SHORT PROBLEM - Identify each line below that contains the word "true", and copy it out.
+---+
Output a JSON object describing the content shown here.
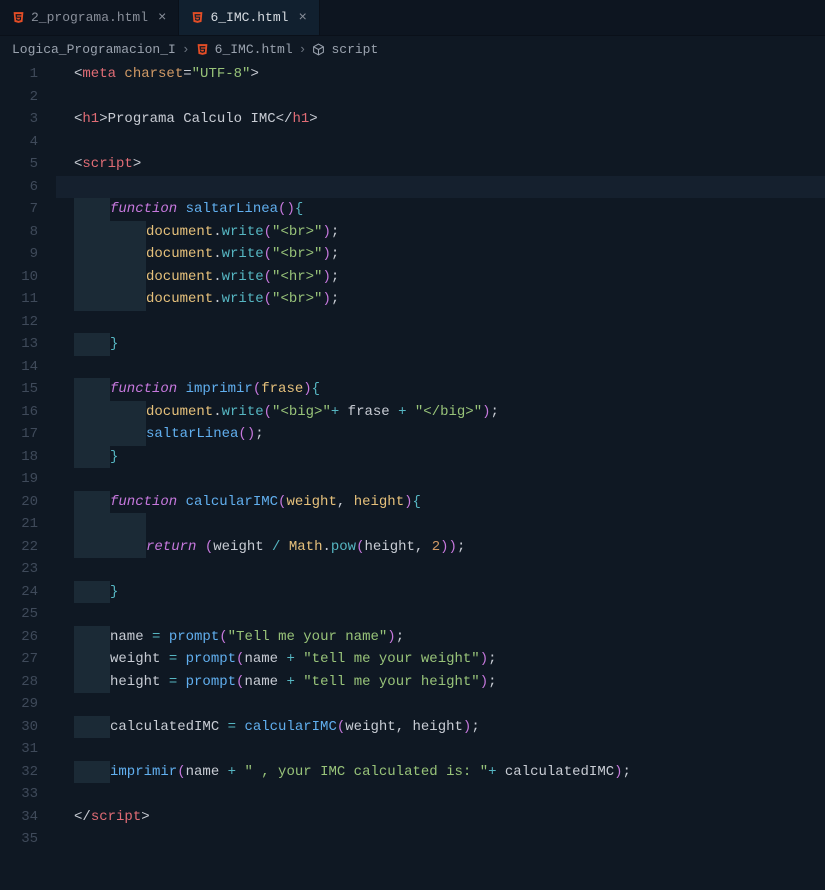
{
  "tabs": [
    {
      "label": "2_programa.html",
      "active": false
    },
    {
      "label": "6_IMC.html",
      "active": true
    }
  ],
  "breadcrumb": {
    "folder": "Logica_Programacion_I",
    "file": "6_IMC.html",
    "symbol": "script"
  },
  "lineCount": 35,
  "code": {
    "l1": [
      [
        "c-punct",
        "<"
      ],
      [
        "c-tag",
        "meta"
      ],
      [
        "c-txt",
        " "
      ],
      [
        "c-attr",
        "charset"
      ],
      [
        "c-punct",
        "="
      ],
      [
        "c-str",
        "\"UTF-8\""
      ],
      [
        "c-punct",
        ">"
      ]
    ],
    "l2": [],
    "l3": [
      [
        "c-punct",
        "<"
      ],
      [
        "c-tag",
        "h1"
      ],
      [
        "c-punct",
        ">"
      ],
      [
        "c-txt",
        "Programa Calculo IMC"
      ],
      [
        "c-punct",
        "</"
      ],
      [
        "c-tag",
        "h1"
      ],
      [
        "c-punct",
        ">"
      ]
    ],
    "l4": [],
    "l5": [
      [
        "c-punct",
        "<"
      ],
      [
        "c-tag",
        "script"
      ],
      [
        "c-punct",
        ">"
      ]
    ],
    "l6": [],
    "l7": [
      [
        "c-key",
        "function"
      ],
      [
        "c-txt",
        " "
      ],
      [
        "c-func",
        "saltarLinea"
      ],
      [
        "c-paren",
        "()"
      ],
      [
        "c-brace",
        "{"
      ]
    ],
    "l8": [
      [
        "c-obj",
        "document"
      ],
      [
        "c-punct",
        "."
      ],
      [
        "c-method",
        "write"
      ],
      [
        "c-paren",
        "("
      ],
      [
        "c-str",
        "\"<br>\""
      ],
      [
        "c-paren",
        ")"
      ],
      [
        "c-punct",
        ";"
      ]
    ],
    "l9": [
      [
        "c-obj",
        "document"
      ],
      [
        "c-punct",
        "."
      ],
      [
        "c-method",
        "write"
      ],
      [
        "c-paren",
        "("
      ],
      [
        "c-str",
        "\"<br>\""
      ],
      [
        "c-paren",
        ")"
      ],
      [
        "c-punct",
        ";"
      ]
    ],
    "l10": [
      [
        "c-obj",
        "document"
      ],
      [
        "c-punct",
        "."
      ],
      [
        "c-method",
        "write"
      ],
      [
        "c-paren",
        "("
      ],
      [
        "c-str",
        "\"<hr>\""
      ],
      [
        "c-paren",
        ")"
      ],
      [
        "c-punct",
        ";"
      ]
    ],
    "l11": [
      [
        "c-obj",
        "document"
      ],
      [
        "c-punct",
        "."
      ],
      [
        "c-method",
        "write"
      ],
      [
        "c-paren",
        "("
      ],
      [
        "c-str",
        "\"<br>\""
      ],
      [
        "c-paren",
        ")"
      ],
      [
        "c-punct",
        ";"
      ]
    ],
    "l12": [],
    "l13": [
      [
        "c-brace",
        "}"
      ]
    ],
    "l14": [],
    "l15": [
      [
        "c-key",
        "function"
      ],
      [
        "c-txt",
        " "
      ],
      [
        "c-func",
        "imprimir"
      ],
      [
        "c-paren",
        "("
      ],
      [
        "c-param",
        "frase"
      ],
      [
        "c-paren",
        ")"
      ],
      [
        "c-brace",
        "{"
      ]
    ],
    "l16": [
      [
        "c-obj",
        "document"
      ],
      [
        "c-punct",
        "."
      ],
      [
        "c-method",
        "write"
      ],
      [
        "c-paren",
        "("
      ],
      [
        "c-str",
        "\"<big>\""
      ],
      [
        "c-op",
        "+"
      ],
      [
        "c-txt",
        " frase "
      ],
      [
        "c-op",
        "+"
      ],
      [
        "c-txt",
        " "
      ],
      [
        "c-str",
        "\"</big>\""
      ],
      [
        "c-paren",
        ")"
      ],
      [
        "c-punct",
        ";"
      ]
    ],
    "l17": [
      [
        "c-func",
        "saltarLinea"
      ],
      [
        "c-paren",
        "()"
      ],
      [
        "c-punct",
        ";"
      ]
    ],
    "l18": [
      [
        "c-brace",
        "}"
      ]
    ],
    "l19": [],
    "l20": [
      [
        "c-key",
        "function"
      ],
      [
        "c-txt",
        " "
      ],
      [
        "c-func",
        "calcularIMC"
      ],
      [
        "c-paren",
        "("
      ],
      [
        "c-param",
        "weight"
      ],
      [
        "c-punct",
        ", "
      ],
      [
        "c-param",
        "height"
      ],
      [
        "c-paren",
        ")"
      ],
      [
        "c-brace",
        "{"
      ]
    ],
    "l21": [],
    "l22": [
      [
        "c-key",
        "return"
      ],
      [
        "c-txt",
        " "
      ],
      [
        "c-paren",
        "("
      ],
      [
        "c-txt",
        "weight "
      ],
      [
        "c-op",
        "/"
      ],
      [
        "c-txt",
        " "
      ],
      [
        "c-obj",
        "Math"
      ],
      [
        "c-punct",
        "."
      ],
      [
        "c-method",
        "pow"
      ],
      [
        "c-paren",
        "("
      ],
      [
        "c-txt",
        "height"
      ],
      [
        "c-punct",
        ", "
      ],
      [
        "c-num",
        "2"
      ],
      [
        "c-paren",
        "))"
      ],
      [
        "c-punct",
        ";"
      ]
    ],
    "l23": [],
    "l24": [
      [
        "c-brace",
        "}"
      ]
    ],
    "l25": [],
    "l26": [
      [
        "c-txt",
        "name "
      ],
      [
        "c-op",
        "="
      ],
      [
        "c-txt",
        " "
      ],
      [
        "c-func",
        "prompt"
      ],
      [
        "c-paren",
        "("
      ],
      [
        "c-str",
        "\"Tell me your name\""
      ],
      [
        "c-paren",
        ")"
      ],
      [
        "c-punct",
        ";"
      ]
    ],
    "l27": [
      [
        "c-txt",
        "weight "
      ],
      [
        "c-op",
        "="
      ],
      [
        "c-txt",
        " "
      ],
      [
        "c-func",
        "prompt"
      ],
      [
        "c-paren",
        "("
      ],
      [
        "c-txt",
        "name "
      ],
      [
        "c-op",
        "+"
      ],
      [
        "c-txt",
        " "
      ],
      [
        "c-str",
        "\"tell me your weight\""
      ],
      [
        "c-paren",
        ")"
      ],
      [
        "c-punct",
        ";"
      ]
    ],
    "l28": [
      [
        "c-txt",
        "height "
      ],
      [
        "c-op",
        "="
      ],
      [
        "c-txt",
        " "
      ],
      [
        "c-func",
        "prompt"
      ],
      [
        "c-paren",
        "("
      ],
      [
        "c-txt",
        "name "
      ],
      [
        "c-op",
        "+"
      ],
      [
        "c-txt",
        " "
      ],
      [
        "c-str",
        "\"tell me your height\""
      ],
      [
        "c-paren",
        ")"
      ],
      [
        "c-punct",
        ";"
      ]
    ],
    "l29": [],
    "l30": [
      [
        "c-txt",
        "calculatedIMC "
      ],
      [
        "c-op",
        "="
      ],
      [
        "c-txt",
        " "
      ],
      [
        "c-func",
        "calcularIMC"
      ],
      [
        "c-paren",
        "("
      ],
      [
        "c-txt",
        "weight"
      ],
      [
        "c-punct",
        ", "
      ],
      [
        "c-txt",
        "height"
      ],
      [
        "c-paren",
        ")"
      ],
      [
        "c-punct",
        ";"
      ]
    ],
    "l31": [],
    "l32": [
      [
        "c-func",
        "imprimir"
      ],
      [
        "c-paren",
        "("
      ],
      [
        "c-txt",
        "name "
      ],
      [
        "c-op",
        "+"
      ],
      [
        "c-txt",
        " "
      ],
      [
        "c-str",
        "\" , your IMC calculated is: \""
      ],
      [
        "c-op",
        "+"
      ],
      [
        "c-txt",
        " calculatedIMC"
      ],
      [
        "c-paren",
        ")"
      ],
      [
        "c-punct",
        ";"
      ]
    ],
    "l33": [],
    "l34": [
      [
        "c-punct",
        "</"
      ],
      [
        "c-tag",
        "script"
      ],
      [
        "c-punct",
        ">"
      ]
    ],
    "l35": []
  },
  "indentLevels": {
    "l1": 0,
    "l2": 0,
    "l3": 0,
    "l4": 0,
    "l5": 0,
    "l6": 0,
    "l7": 1,
    "l8": 2,
    "l9": 2,
    "l10": 2,
    "l11": 2,
    "l12": 2,
    "l13": 1,
    "l14": 0,
    "l15": 1,
    "l16": 2,
    "l17": 2,
    "l18": 1,
    "l19": 0,
    "l20": 1,
    "l21": 2,
    "l22": 2,
    "l23": 2,
    "l24": 1,
    "l25": 0,
    "l26": 1,
    "l27": 1,
    "l28": 1,
    "l29": 0,
    "l30": 1,
    "l31": 0,
    "l32": 1,
    "l33": 0,
    "l34": 0,
    "l35": 0
  },
  "indentMarks": {
    "l7": 1,
    "l8": 2,
    "l9": 2,
    "l10": 2,
    "l11": 2,
    "l12": 0,
    "l13": 1,
    "l15": 1,
    "l16": 2,
    "l17": 2,
    "l18": 1,
    "l20": 1,
    "l21": 2,
    "l22": 2,
    "l23": 0,
    "l24": 1,
    "l26": 1,
    "l27": 1,
    "l28": 1,
    "l30": 1,
    "l32": 1
  },
  "currentLine": 6
}
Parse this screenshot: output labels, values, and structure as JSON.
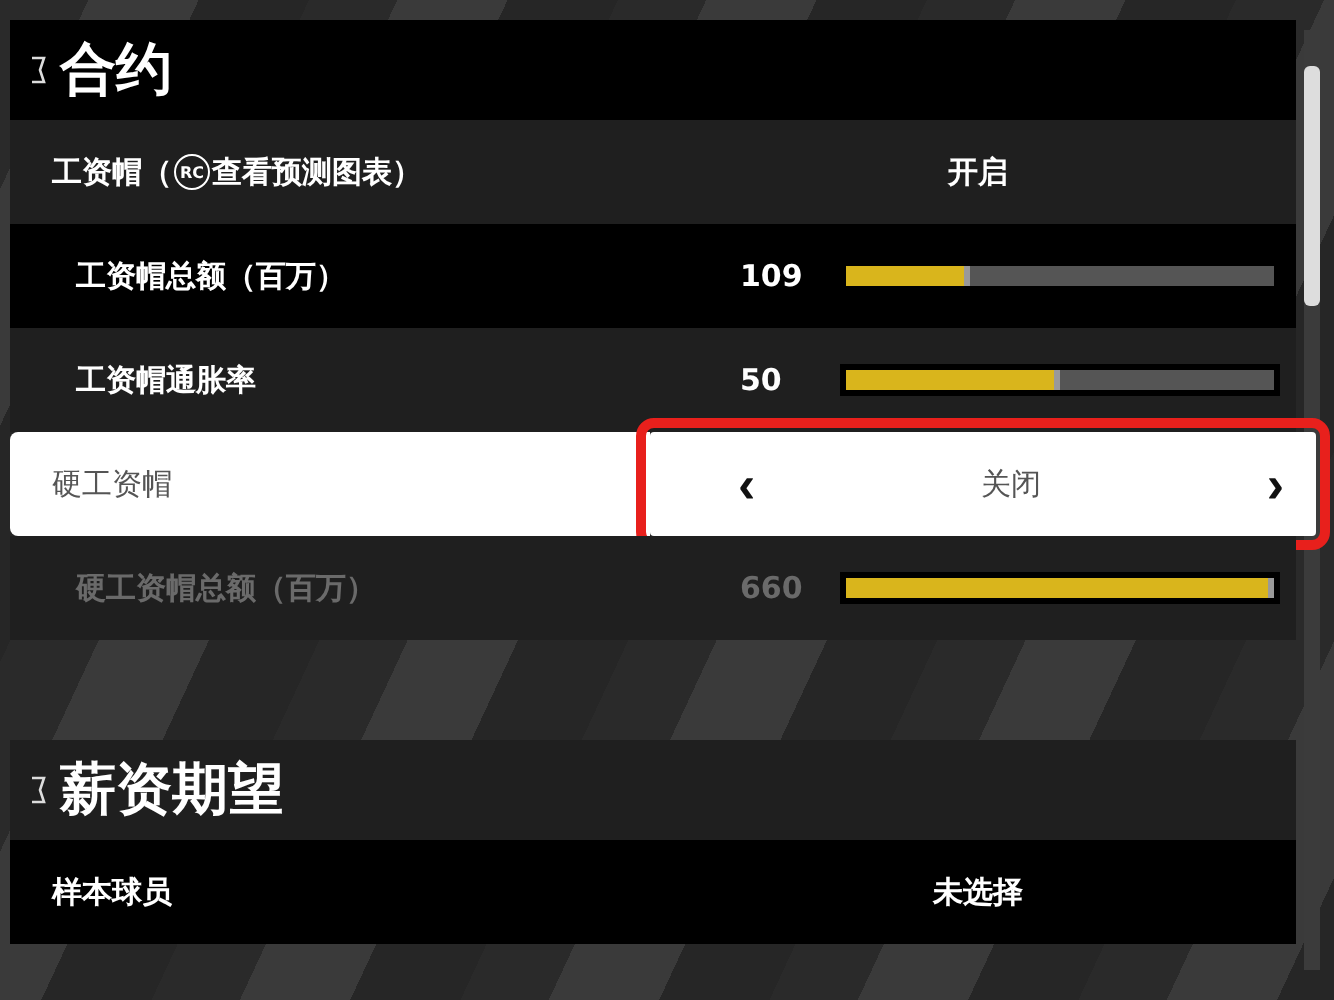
{
  "sections": [
    {
      "title": "合约",
      "rows": [
        {
          "kind": "toggle",
          "label": "工资帽（",
          "button_glyph": "RC",
          "label_suffix": "查看预测图表）",
          "value": "开启",
          "selected": false,
          "disabled": false,
          "children": [
            {
              "kind": "slider",
              "label": "工资帽总额（百万）",
              "value": "109",
              "level": 0.29,
              "selected": false,
              "disabled": false
            },
            {
              "kind": "slider",
              "label": "工资帽通胀率",
              "value": "50",
              "level": 0.5,
              "selected": false,
              "disabled": false
            }
          ]
        },
        {
          "kind": "toggle",
          "label": "硬工资帽",
          "value": "关闭",
          "selected": true,
          "disabled": false,
          "arrows": [
            "‹",
            "›"
          ],
          "children": [
            {
              "kind": "slider",
              "label": "硬工资帽总额（百万）",
              "value": "660",
              "level": 1.0,
              "selected": false,
              "disabled": true
            }
          ]
        }
      ]
    },
    {
      "title": "薪资期望",
      "rows": [
        {
          "kind": "toggle",
          "label": "样本球员",
          "value": "未选择",
          "selected": false,
          "disabled": false
        }
      ]
    }
  ]
}
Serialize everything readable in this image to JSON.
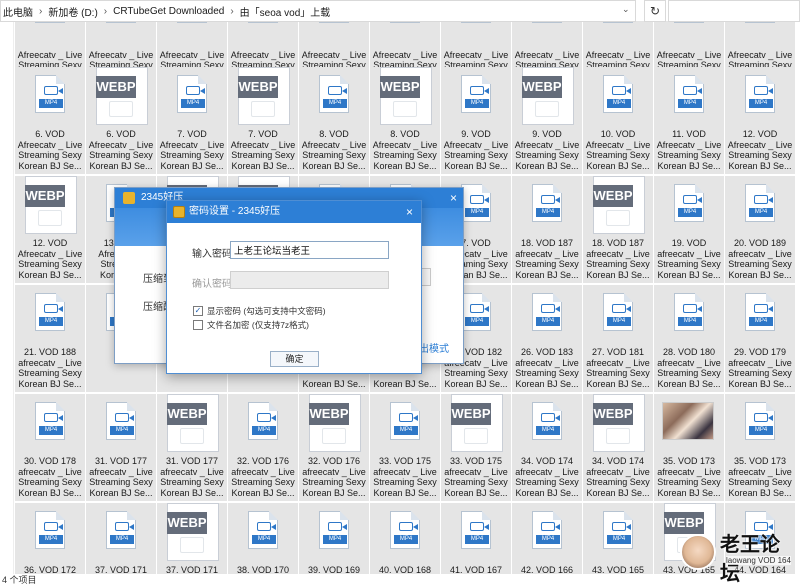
{
  "address_bar": {
    "crumbs": [
      "此电脑",
      "新加卷 (D:)",
      "CRTubeGet Downloaded",
      "由「seoa vod」上载"
    ],
    "refresh_icon": "refresh-icon",
    "search_placeholder": ""
  },
  "colors": {
    "titlebar": "#2d7fd6",
    "tile_background": "#e5e5e5",
    "mp4_badge": "#2e77c7",
    "webp_badge": "#646c7a"
  },
  "tile_rows": [
    {
      "kinds": [
        "mp4",
        "mp4",
        "mp4",
        "mp4",
        "mp4",
        "mp4",
        "mp4",
        "mp4",
        "mp4",
        "mp4",
        "mp4"
      ],
      "label1": [
        "",
        "",
        "",
        "",
        "",
        "",
        "",
        "",
        "",
        "",
        ""
      ],
      "label2": [
        "Afreecatv _ Live",
        "Afreecatv _ Live",
        "Afreecatv _ Live",
        "Afreecatv _ Live",
        "Afreecatv _ Live",
        "Afreecatv _ Live",
        "Afreecatv _ Live",
        "Afreecatv _ Live",
        "Afreecatv _ Live",
        "Afreecatv _ Live",
        "Afreecatv _ Live"
      ],
      "label3": [
        "Streaming Sexy",
        "Streaming Sexy",
        "Streaming Sexy",
        "Streaming Sexy",
        "Streaming Sexy",
        "Streaming Sexy",
        "Streaming Sexy",
        "Streaming Sexy",
        "Streaming Sexy",
        "Streaming Sexy",
        "Streaming Sexy"
      ],
      "label4": [
        "Korean BJ Se...",
        "Korean BJ Se...",
        "Korean BJ Se...",
        "Korean BJ Se...",
        "Korean BJ Se...",
        "Korean BJ Se...",
        "Korean BJ Se...",
        "Korean BJ Se...",
        "Korean BJ Se...",
        "Korean BJ Se...",
        "Korean BJ Se..."
      ]
    },
    {
      "kinds": [
        "mp4",
        "webp",
        "mp4",
        "webp",
        "mp4",
        "webp",
        "mp4",
        "webp",
        "mp4",
        "mp4",
        "mp4"
      ],
      "label1": [
        "6. VOD",
        "6. VOD",
        "7. VOD",
        "7. VOD",
        "8. VOD",
        "8. VOD",
        "9. VOD",
        "9. VOD",
        "10. VOD",
        "11. VOD",
        "12. VOD"
      ],
      "label2": [
        "Afreecatv _ Live",
        "Afreecatv _ Live",
        "Afreecatv _ Live",
        "Afreecatv _ Live",
        "Afreecatv _ Live",
        "Afreecatv _ Live",
        "Afreecatv _ Live",
        "Afreecatv _ Live",
        "Afreecatv _ Live",
        "Afreecatv _ Live",
        "Afreecatv _ Live"
      ],
      "label3": [
        "Streaming Sexy",
        "Streaming Sexy",
        "Streaming Sexy",
        "Streaming Sexy",
        "Streaming Sexy",
        "Streaming Sexy",
        "Streaming Sexy",
        "Streaming Sexy",
        "Streaming Sexy",
        "Streaming Sexy",
        "Streaming Sexy"
      ],
      "label4": [
        "Korean BJ Se...",
        "Korean BJ Se...",
        "Korean BJ Se...",
        "Korean BJ Se...",
        "Korean BJ Se...",
        "Korean BJ Se...",
        "Korean BJ Se...",
        "Korean BJ Se...",
        "Korean BJ Se...",
        "Korean BJ Se...",
        "Korean BJ Se..."
      ]
    },
    {
      "kinds": [
        "webp",
        "mp4",
        "webp",
        "webp",
        "mp4",
        "mp4",
        "mp4",
        "mp4",
        "webp",
        "mp4",
        "mp4"
      ],
      "label1": [
        "12. VOD",
        "13. VOD",
        "",
        "",
        "",
        "",
        "7. VOD",
        "18. VOD 187",
        "18. VOD 187",
        "19. VOD",
        "20. VOD 189"
      ],
      "label2": [
        "Afreecatv _ Live",
        "Afreecatv _",
        "",
        "",
        "",
        "",
        "afreecatv _ Live",
        "afreecatv _ Live",
        "afreecatv _ Live",
        "afreecatv _ Live",
        "afreecatv _ Live"
      ],
      "label3": [
        "Streaming Sexy",
        "Streaming",
        "",
        "",
        "",
        "",
        "Streaming Sexy",
        "Streaming Sexy",
        "Streaming Sexy",
        "Streaming Sexy",
        "Streaming Sexy"
      ],
      "label4": [
        "Korean BJ Se...",
        "Korean BJ",
        "",
        "",
        "",
        "",
        "Korean BJ Se...",
        "Korean BJ Se...",
        "Korean BJ Se...",
        "Korean BJ Se...",
        "Korean BJ Se..."
      ]
    },
    {
      "kinds": [
        "mp4",
        "mp4",
        "mp4",
        "mp4",
        "mp4",
        "mp4",
        "mp4",
        "mp4",
        "mp4",
        "mp4",
        "mp4"
      ],
      "label1": [
        "21. VOD 188",
        "",
        "",
        "",
        "",
        "",
        "26. VOD 182",
        "26. VOD 183",
        "27. VOD 181",
        "28. VOD 180",
        "29. VOD 179"
      ],
      "label2": [
        "afreecatv _ Live",
        "",
        "",
        "",
        "",
        "",
        "afreecatv _ Live",
        "afreecatv _ Live",
        "afreecatv _ Live",
        "afreecatv _ Live",
        "afreecatv _ Live"
      ],
      "label3": [
        "Streaming Sexy",
        "",
        "",
        "",
        "",
        "",
        "Streaming Sexy",
        "Streaming Sexy",
        "Streaming Sexy",
        "Streaming Sexy",
        "Streaming Sexy"
      ],
      "label4": [
        "Korean BJ Se...",
        "",
        "",
        "",
        "Korean BJ Se...",
        "Korean BJ Se...",
        "Korean BJ Se...",
        "Korean BJ Se...",
        "Korean BJ Se...",
        "Korean BJ Se...",
        "Korean BJ Se..."
      ]
    },
    {
      "kinds": [
        "mp4",
        "mp4",
        "webp",
        "mp4",
        "webp",
        "mp4",
        "webp",
        "mp4",
        "webp",
        "photo",
        "mp4"
      ],
      "label1": [
        "30. VOD 178",
        "31. VOD 177",
        "31. VOD 177",
        "32. VOD 176",
        "32. VOD 176",
        "33. VOD 175",
        "33. VOD 175",
        "34. VOD 174",
        "34. VOD 174",
        "35. VOD 173",
        "35. VOD 173"
      ],
      "label2": [
        "afreecatv _ Live",
        "afreecatv _ Live",
        "afreecatv _ Live",
        "afreecatv _ Live",
        "afreecatv _ Live",
        "afreecatv _ Live",
        "afreecatv _ Live",
        "afreecatv _ Live",
        "afreecatv _ Live",
        "afreecatv _ Live",
        "afreecatv _ Live"
      ],
      "label3": [
        "Streaming Sexy",
        "Streaming Sexy",
        "Streaming Sexy",
        "Streaming Sexy",
        "Streaming Sexy",
        "Streaming Sexy",
        "Streaming Sexy",
        "Streaming Sexy",
        "Streaming Sexy",
        "Streaming Sexy",
        "Streaming Sexy"
      ],
      "label4": [
        "Korean BJ Se...",
        "Korean BJ Se...",
        "Korean BJ Se...",
        "Korean BJ Se...",
        "Korean BJ Se...",
        "Korean BJ Se...",
        "Korean BJ Se...",
        "Korean BJ Se...",
        "Korean BJ Se...",
        "Korean BJ Se...",
        "Korean BJ Se..."
      ]
    },
    {
      "kinds": [
        "mp4",
        "mp4",
        "webp",
        "mp4",
        "mp4",
        "mp4",
        "mp4",
        "mp4",
        "mp4",
        "webp",
        "mp4"
      ],
      "label1": [
        "36. VOD 172",
        "37. VOD 171",
        "37. VOD 171",
        "38. VOD 170",
        "39. VOD 169",
        "40. VOD 168",
        "41. VOD 167",
        "42. VOD 166",
        "43. VOD 165",
        "43. VOD 165",
        "44. VOD 164"
      ],
      "label2": [
        "afreecatv _ Live",
        "afreecatv _ Live",
        "afreecatv _ Live",
        "afreecatv _ Live",
        "afreecatv _ Live",
        "afreecatv _ Live",
        "afreecatv _ Live",
        "afreecatv _ Live",
        "afreecatv _ Live",
        "afreecatv _ Live",
        "afreecatv _ Live"
      ],
      "label3": [
        "",
        "",
        "",
        "",
        "",
        "",
        "",
        "",
        "",
        "",
        ""
      ],
      "label4": [
        "",
        "",
        "",
        "",
        "",
        "",
        "",
        "",
        "",
        "",
        ""
      ]
    }
  ],
  "statusbar": {
    "item_count": "4 个项目"
  },
  "bg_dialog": {
    "title": "2345好压",
    "close_glyph": "×",
    "row1_label": "压缩到",
    "row2_label": "压缩配置",
    "link_text": "出模式"
  },
  "password_dialog": {
    "title": "密码设置 - 2345好压",
    "close_glyph": "×",
    "password_label": "输入密码",
    "password_value": "上老王论坛当老王",
    "confirm_label": "确认密码",
    "show_password_label": "显示密码 (勾选可支持中文密码)",
    "show_password_checked": true,
    "encrypt_filename_label": "文件名加密 (仅支持7z格式)",
    "encrypt_filename_checked": false,
    "ok_label": "确定"
  },
  "watermark": {
    "text": "老王论坛",
    "sub": "laowang VOD 164"
  }
}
+---+
RESULT -
      "active": true
          "selected": true,
              "disabled": true
    "show_password_checked": true,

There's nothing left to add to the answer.